= The input =

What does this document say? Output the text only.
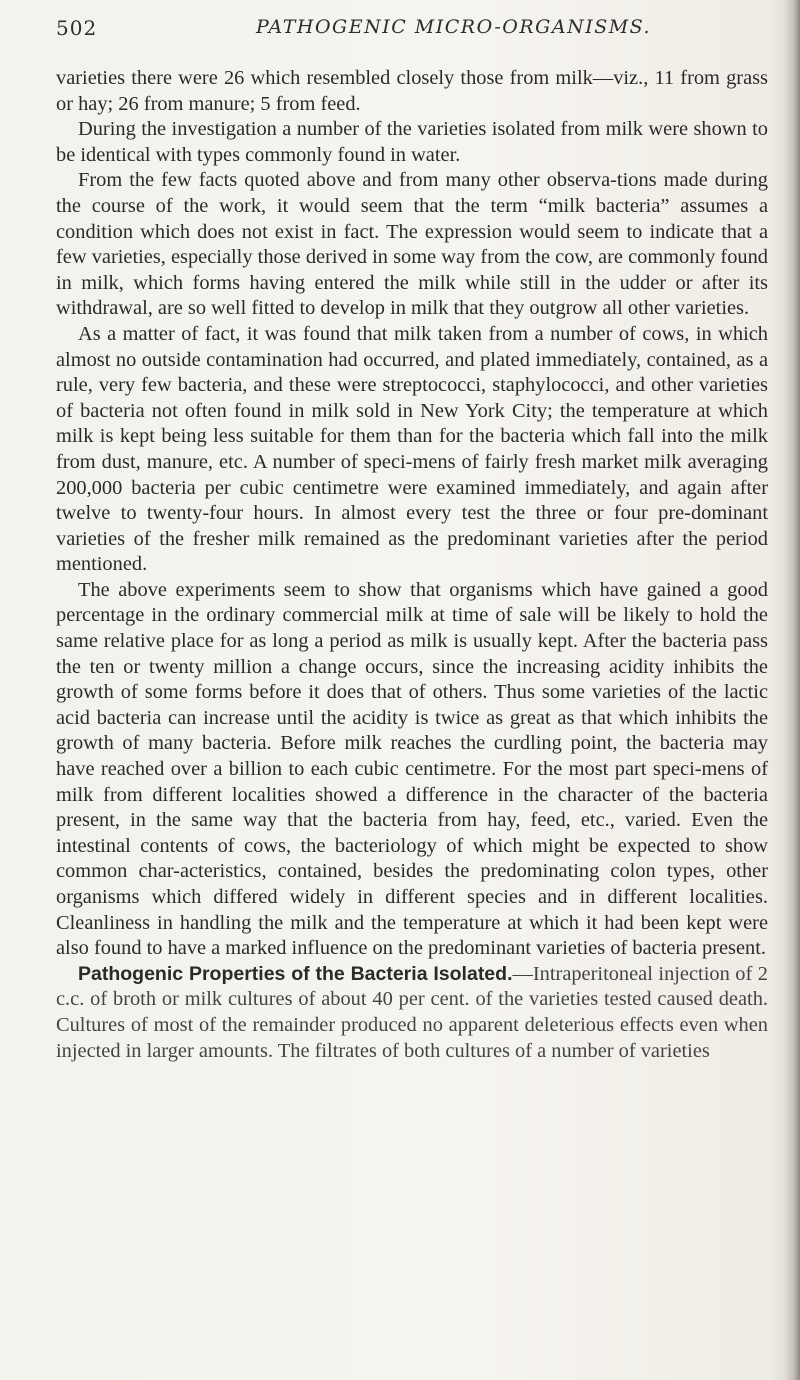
502	PATHOGENIC MICRO-ORGANISMS.

varieties there were 26 which resembled closely those from milk—viz., 11 from grass or hay; 26 from manure; 5 from feed.

During the investigation a number of the varieties isolated from milk were shown to be identical with types commonly found in water.

From the few facts quoted above and from many other observa-tions made during the course of the work, it would seem that the term “milk bacteria” assumes a condition which does not exist in fact. The expression would seem to indicate that a few varieties, especially those derived in some way from the cow, are commonly found in milk, which forms having entered the milk while still in the udder or after its withdrawal, are so well fitted to develop in milk that they outgrow all other varieties.

As a matter of fact, it was found that milk taken from a number of cows, in which almost no outside contamination had occurred, and plated immediately, contained, as a rule, very few bacteria, and these were streptococci, staphylococci, and other varieties of bacteria not often found in milk sold in New York City; the temperature at which milk is kept being less suitable for them than for the bacteria which fall into the milk from dust, manure, etc. A number of speci-mens of fairly fresh market milk averaging 200,000 bacteria per cubic centimetre were examined immediately, and again after twelve to twenty-four hours. In almost every test the three or four pre-dominant varieties of the fresher milk remained as the predominant varieties after the period mentioned.

The above experiments seem to show that organisms which have gained a good percentage in the ordinary commercial milk at time of sale will be likely to hold the same relative place for as long a period as milk is usually kept. After the bacteria pass the ten or twenty million a change occurs, since the increasing acidity inhibits the growth of some forms before it does that of others. Thus some varieties of the lactic acid bacteria can increase until the acidity is twice as great as that which inhibits the growth of many bacteria. Before milk reaches the curdling point, the bacteria may have reached over a billion to each cubic centimetre. For the most part speci-mens of milk from different localities showed a difference in the character of the bacteria present, in the same way that the bacteria from hay, feed, etc., varied. Even the intestinal contents of cows, the bacteriology of which might be expected to show common char-acteristics, contained, besides the predominating colon types, other organisms which differed widely in different species and in different localities. Cleanliness in handling the milk and the temperature at which it had been kept were also found to have a marked influence on the predominant varieties of bacteria present.

Pathogenic Properties of the Bacteria Isolated.—Intraperitoneal injection of 2 c.c. of broth or milk cultures of about 40 per cent. of the varieties tested caused death. Cultures of most of the remainder produced no apparent deleterious effects even when injected in larger amounts. The filtrates of both cultures of a number of varieties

= Task to carry out =
Please retype the data exactly as it appears, but without any of its pictures.

= Result of the task =
What does this document say? Output the text only.
502	PATHOGENIC MICRO-ORGANISMS.

varieties there were 26 which resembled closely those from milk—viz., 11 from grass or hay; 26 from manure; 5 from feed.

During the investigation a number of the varieties isolated from milk were shown to be identical with types commonly found in water.

From the few facts quoted above and from many other observa-tions made during the course of the work, it would seem that the term “milk bacteria” assumes a condition which does not exist in fact. The expression would seem to indicate that a few varieties, especially those derived in some way from the cow, are commonly found in milk, which forms having entered the milk while still in the udder or after its withdrawal, are so well fitted to develop in milk that they outgrow all other varieties.

As a matter of fact, it was found that milk taken from a number of cows, in which almost no outside contamination had occurred, and plated immediately, contained, as a rule, very few bacteria, and these were streptococci, staphylococci, and other varieties of bacteria not often found in milk sold in New York City; the temperature at which milk is kept being less suitable for them than for the bacteria which fall into the milk from dust, manure, etc. A number of speci-mens of fairly fresh market milk averaging 200,000 bacteria per cubic centimetre were examined immediately, and again after twelve to twenty-four hours. In almost every test the three or four pre-dominant varieties of the fresher milk remained as the predominant varieties after the period mentioned.

The above experiments seem to show that organisms which have gained a good percentage in the ordinary commercial milk at time of sale will be likely to hold the same relative place for as long a period as milk is usually kept. After the bacteria pass the ten or twenty million a change occurs, since the increasing acidity inhibits the growth of some forms before it does that of others. Thus some varieties of the lactic acid bacteria can increase until the acidity is twice as great as that which inhibits the growth of many bacteria. Before milk reaches the curdling point, the bacteria may have reached over a billion to each cubic centimetre. For the most part speci-mens of milk from different localities showed a difference in the character of the bacteria present, in the same way that the bacteria from hay, feed, etc., varied. Even the intestinal contents of cows, the bacteriology of which might be expected to show common char-acteristics, contained, besides the predominating colon types, other organisms which differed widely in different species and in different localities. Cleanliness in handling the milk and the temperature at which it had been kept were also found to have a marked influence on the predominant varieties of bacteria present.

Pathogenic Properties of the Bacteria Isolated.—Intraperitoneal injection of 2 c.c. of broth or milk cultures of about 40 per cent. of the varieties tested caused death. Cultures of most of the remainder produced no apparent deleterious effects even when injected in larger amounts. The filtrates of both cultures of a number of varieties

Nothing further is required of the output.